++++ TASK INPUT ++++
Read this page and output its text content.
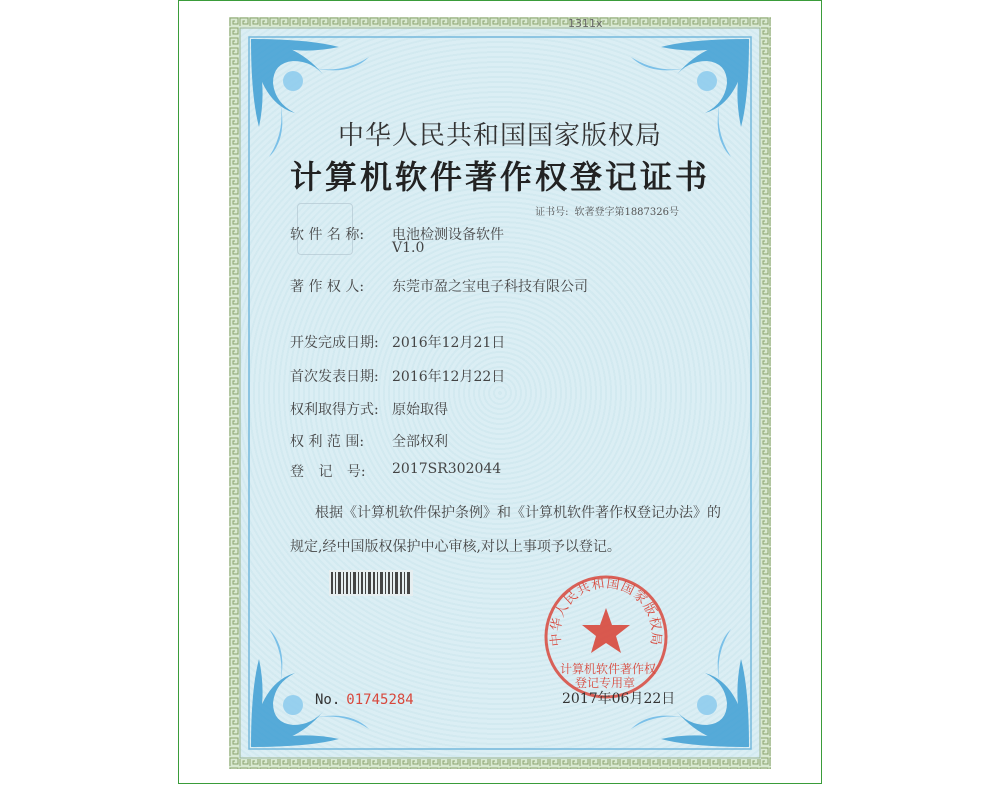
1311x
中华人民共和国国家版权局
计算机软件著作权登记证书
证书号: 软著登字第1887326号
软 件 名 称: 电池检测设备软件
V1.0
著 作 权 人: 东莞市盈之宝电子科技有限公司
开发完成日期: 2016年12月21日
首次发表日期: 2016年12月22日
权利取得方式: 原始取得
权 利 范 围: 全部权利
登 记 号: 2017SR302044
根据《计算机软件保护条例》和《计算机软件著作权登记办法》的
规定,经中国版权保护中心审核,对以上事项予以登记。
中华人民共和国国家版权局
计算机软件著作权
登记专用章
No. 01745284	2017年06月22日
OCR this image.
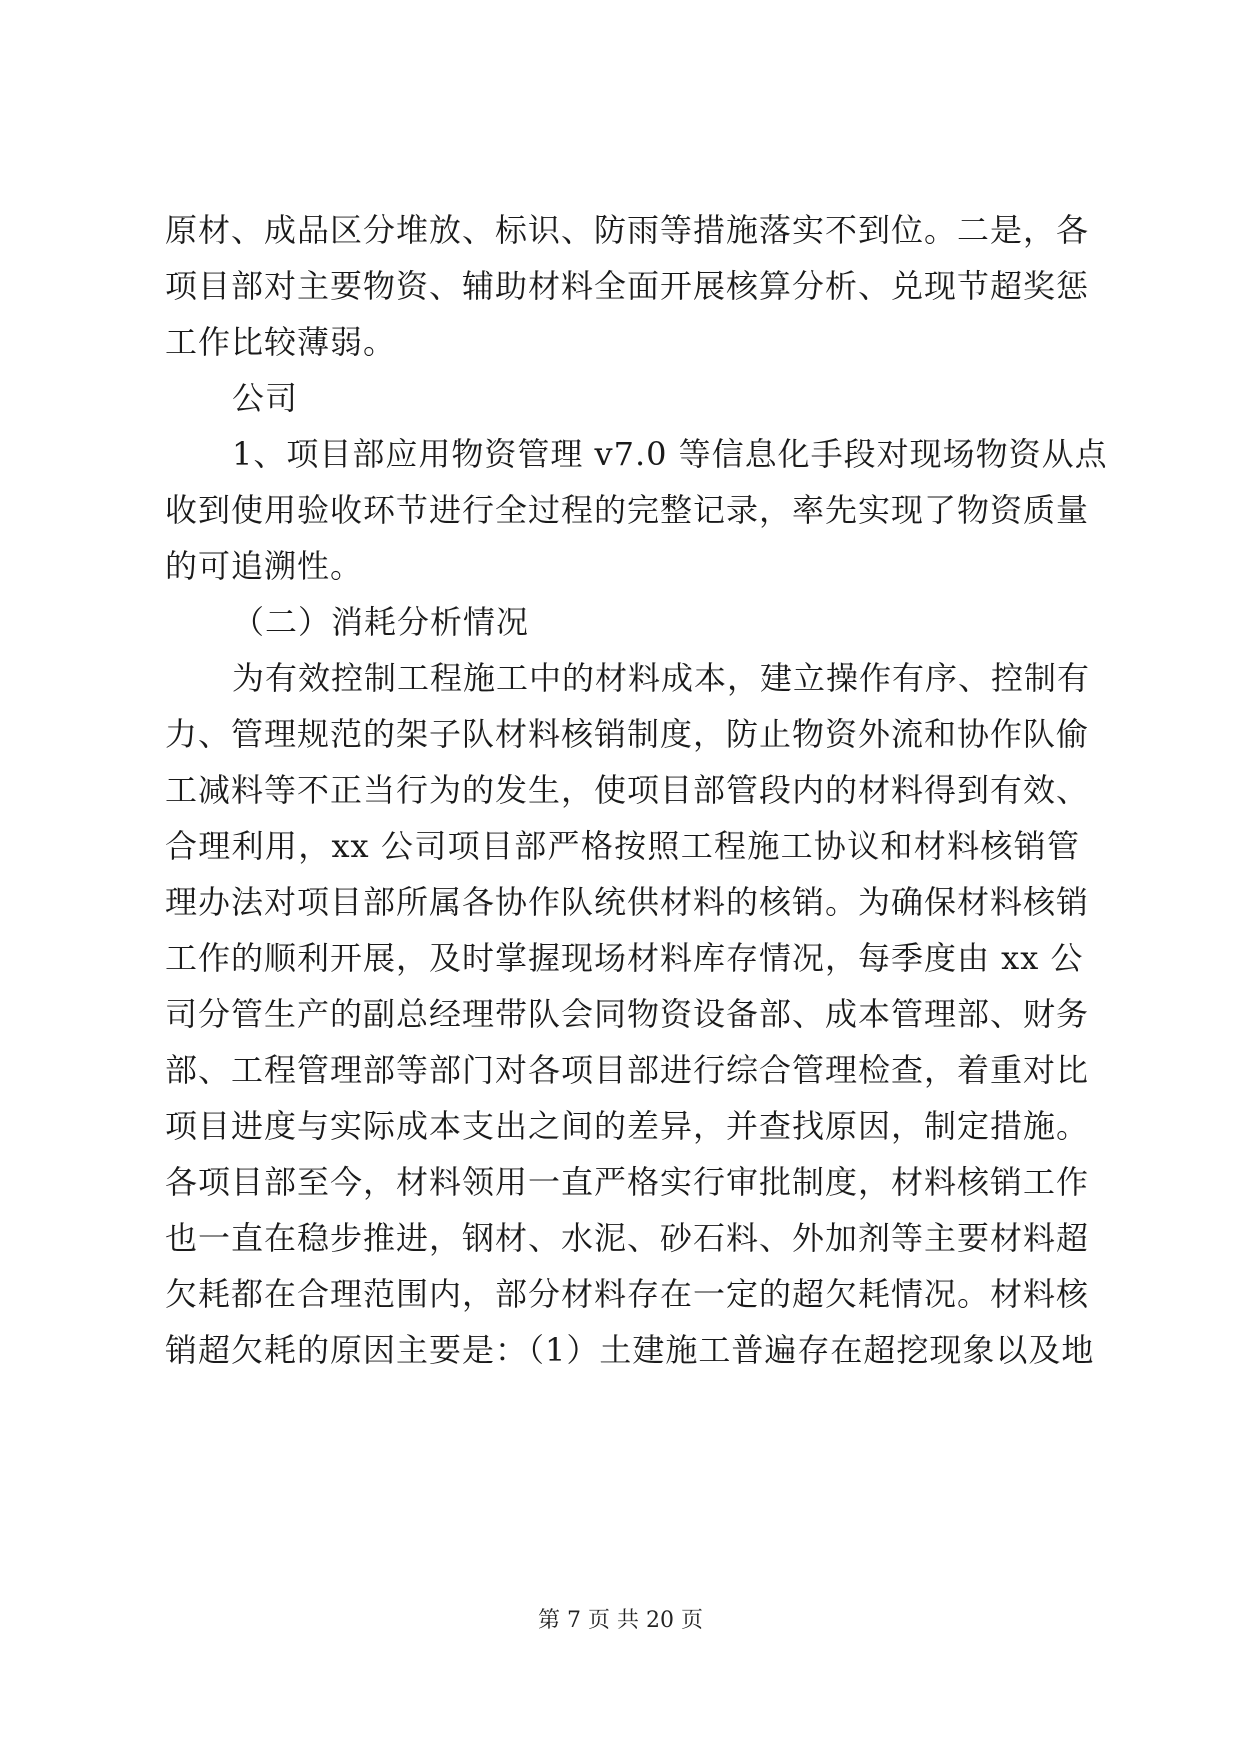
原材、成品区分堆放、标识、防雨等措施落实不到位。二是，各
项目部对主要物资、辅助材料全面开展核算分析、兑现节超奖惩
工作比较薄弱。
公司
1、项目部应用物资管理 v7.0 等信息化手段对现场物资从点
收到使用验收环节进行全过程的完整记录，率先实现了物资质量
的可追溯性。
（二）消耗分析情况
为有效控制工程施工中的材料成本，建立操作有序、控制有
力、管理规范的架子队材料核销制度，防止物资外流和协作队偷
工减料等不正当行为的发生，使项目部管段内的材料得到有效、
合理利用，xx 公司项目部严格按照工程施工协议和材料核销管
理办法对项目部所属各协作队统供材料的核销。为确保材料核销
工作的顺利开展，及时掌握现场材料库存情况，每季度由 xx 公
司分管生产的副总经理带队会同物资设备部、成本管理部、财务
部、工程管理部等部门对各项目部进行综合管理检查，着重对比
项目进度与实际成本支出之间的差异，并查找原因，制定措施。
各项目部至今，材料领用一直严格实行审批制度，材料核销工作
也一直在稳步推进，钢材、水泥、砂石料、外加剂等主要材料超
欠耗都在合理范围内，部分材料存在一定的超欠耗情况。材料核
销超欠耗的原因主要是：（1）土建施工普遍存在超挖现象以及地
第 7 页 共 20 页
++++
# [INSTRUCTION]
Lines holding the word "this" should be counted across the entries; state only how many there are.

# [COMPLETE RESPONSE]
2